_Problem requirements_
In the listing below, locate the lines bearing the word "предохранителя". Copy every one of them.

_Entries supplied_
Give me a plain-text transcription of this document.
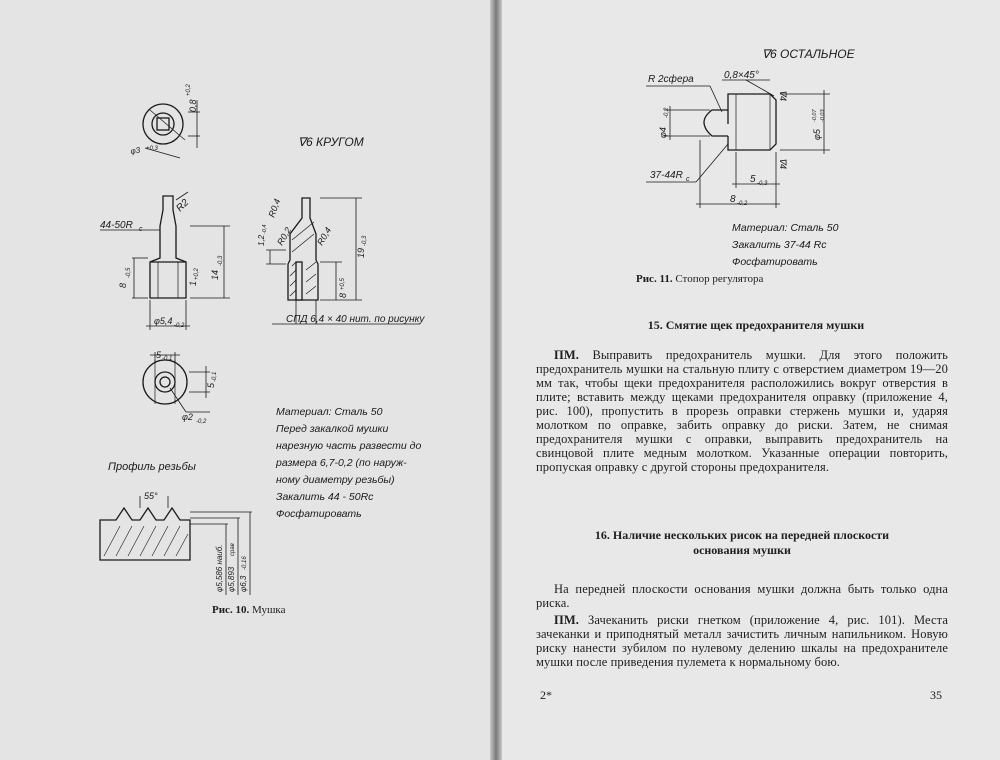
∇6 КРУГОМ
φ3 +0,3
0,8
+0,2
44-50R c
R2
8
-0,5
1
+0,2 14
-0,3
φ5,4 -0,2
R0,4
R0,4
R0,2
1,2
-0,4
8
+0,5
19
-0,3
СПД 6,4 × 40 нит. по рисунку
5 -0,1
5
-0,1
φ2 -0,2
Профиль резьбы
55°
φ5,586 наиб. φ5,893
срав
φ6,3
-0,16
Материал: Сталь 50
Перед закалкой мушки
нарезную часть развести до
размера 6,7-0,2 (по наруж-
ному диаметру резьбы)
Закалить 44 - 50Rc
Фосфатировать
Рис. 10. Мушка
∇6 ОСТАЛЬНОЕ
R 2сфера	0,8×45°
∇4
∇4
φ4
-0,2
φ5
-0,07 -0,03
37-44R c	5 -0,3
8 -0,2
Материал: Сталь 50
Закалить 37-44 Rc
Фосфатировать
Рис. 11. Стопор регулятора
15. Смятие щек предохранителя мушки

ПМ. Выправить предохранитель мушки. Для этого положить предохранитель мушки на стальную плиту с отверстием диаметром 19—20 мм так, чтобы щеки предохранителя расположились вокруг отверстия в плите; вставить между щеками предохранителя оправку (приложение 4, рис. 100), пропустить в прорезь оправки стержень мушки и, ударяя молотком по оправке, забить оправку до риски. Затем, не снимая предохранителя мушки с оправки, выправить предохранитель на свинцовой плите медным молотком. Указанные операции повторить, пропуская оправку с другой стороны предохранителя.

16. Наличие нескольких рисок на передней плоскости
основания мушки

На передней плоскости основания мушки должна быть только одна риска.

ПМ. Зачеканить риски гнетком (приложение 4, рис. 101). Места зачеканки и приподнятый металл зачистить личным напильником. Новую риску нанести зубилом по нулевому делению шкалы на предохранителе мушки после приведения пулемета к нормальному бою.

2*	35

_Reply to the exercise_
15. Смятие щек предохранителя мушки
ПМ. Выправить предохранитель мушки. Для этого положить предохранитель мушки на стальную плиту с отверстием диаметром 19—20 мм так, чтобы щеки предохранителя расположились вокруг отверстия в плите; вставить между щеками предохранителя оправку (приложение 4, рис. 100), пропустить в прорезь оправки стержень мушки и, ударяя молотком по оправке, забить оправку до риски. Затем, не снимая предохранителя мушки с оправки, выправить предохранитель на свинцовой плите медным молотком. Указанные операции повторить, пропуская оправку с другой стороны предохранителя.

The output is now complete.